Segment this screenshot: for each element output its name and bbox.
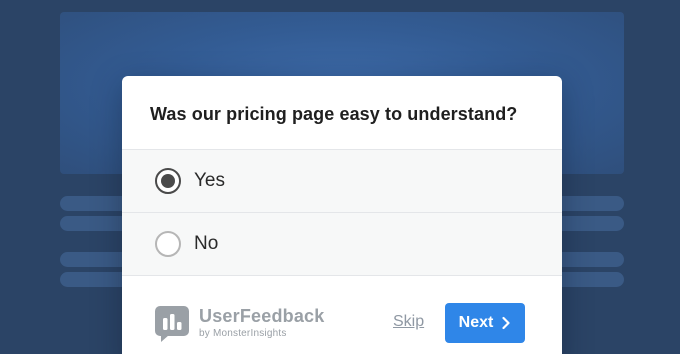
next-button[interactable]: Next [445, 303, 525, 343]
option-label: Yes [194, 170, 225, 191]
radio-no[interactable] [155, 231, 181, 257]
userfeedback-logo-icon [155, 306, 189, 342]
radio-yes[interactable] [155, 168, 181, 194]
survey-modal: Was our pricing page easy to understand?… [122, 76, 562, 354]
option-no[interactable]: No [122, 213, 562, 276]
chevron-right-icon [502, 316, 510, 330]
option-yes[interactable]: Yes [122, 150, 562, 213]
option-label: No [194, 233, 219, 254]
brand-name: UserFeedback [199, 306, 325, 326]
survey-options: Yes No [122, 149, 562, 276]
next-button-label: Next [458, 314, 494, 331]
brand-logo: UserFeedback by MonsterInsights [155, 306, 324, 342]
brand-subtitle: by MonsterInsights [199, 328, 287, 339]
skip-link[interactable]: Skip [393, 313, 424, 331]
survey-question: Was our pricing page easy to understand? [150, 104, 518, 124]
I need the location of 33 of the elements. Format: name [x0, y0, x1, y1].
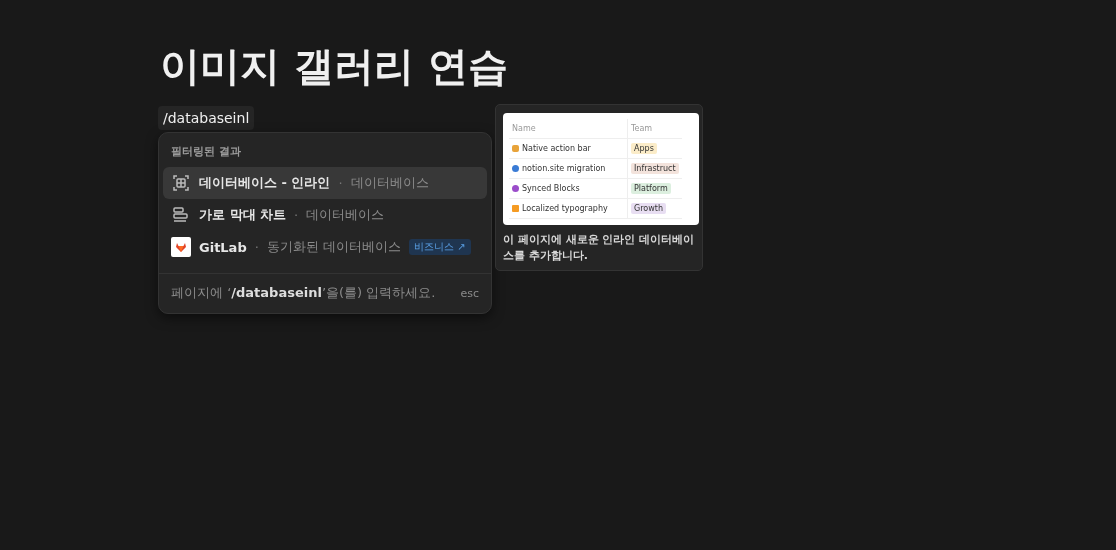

THE TASK: Turn all of the data above into a numbered list, skipping any blank lines and leaving out the pictures.

RESPONSE TO THE EXERCISE:
1. Segment this screenshot: for each element output its name and bbox.
2. next-button[interactable]: Next [445, 303, 525, 343]
3. option-label: Yes [194, 170, 225, 191]
4. radio-no[interactable] [155, 231, 181, 257]
5. userfeedback-logo-icon [155, 306, 189, 342]
6. radio-yes[interactable] [155, 168, 181, 194]
7. survey-modal: Was our pricing page easy to understand?… [122, 76, 562, 354]
8. option-no[interactable]: No [122, 213, 562, 276]
9. chevron-right-icon [502, 316, 510, 330]
10. option-yes[interactable]: Yes [122, 150, 562, 213]
11. option-label: No [194, 233, 219, 254]
12. brand-name: UserFeedback [199, 306, 325, 326]
13. survey-options: Yes No [122, 149, 562, 276]
14. next-button-label: Next [458, 314, 494, 331]
15. brand-logo: UserFeedback by MonsterInsights [155, 306, 324, 342]
16. brand-subtitle: by MonsterInsights [199, 328, 287, 339]
17. skip-link[interactable]: Skip [393, 313, 424, 331]
18. survey-question: Was our pricing page easy to understand? [150, 104, 518, 124]
19. I need the location of 33 of the elements. Format: name [x0, y0, x1, y1].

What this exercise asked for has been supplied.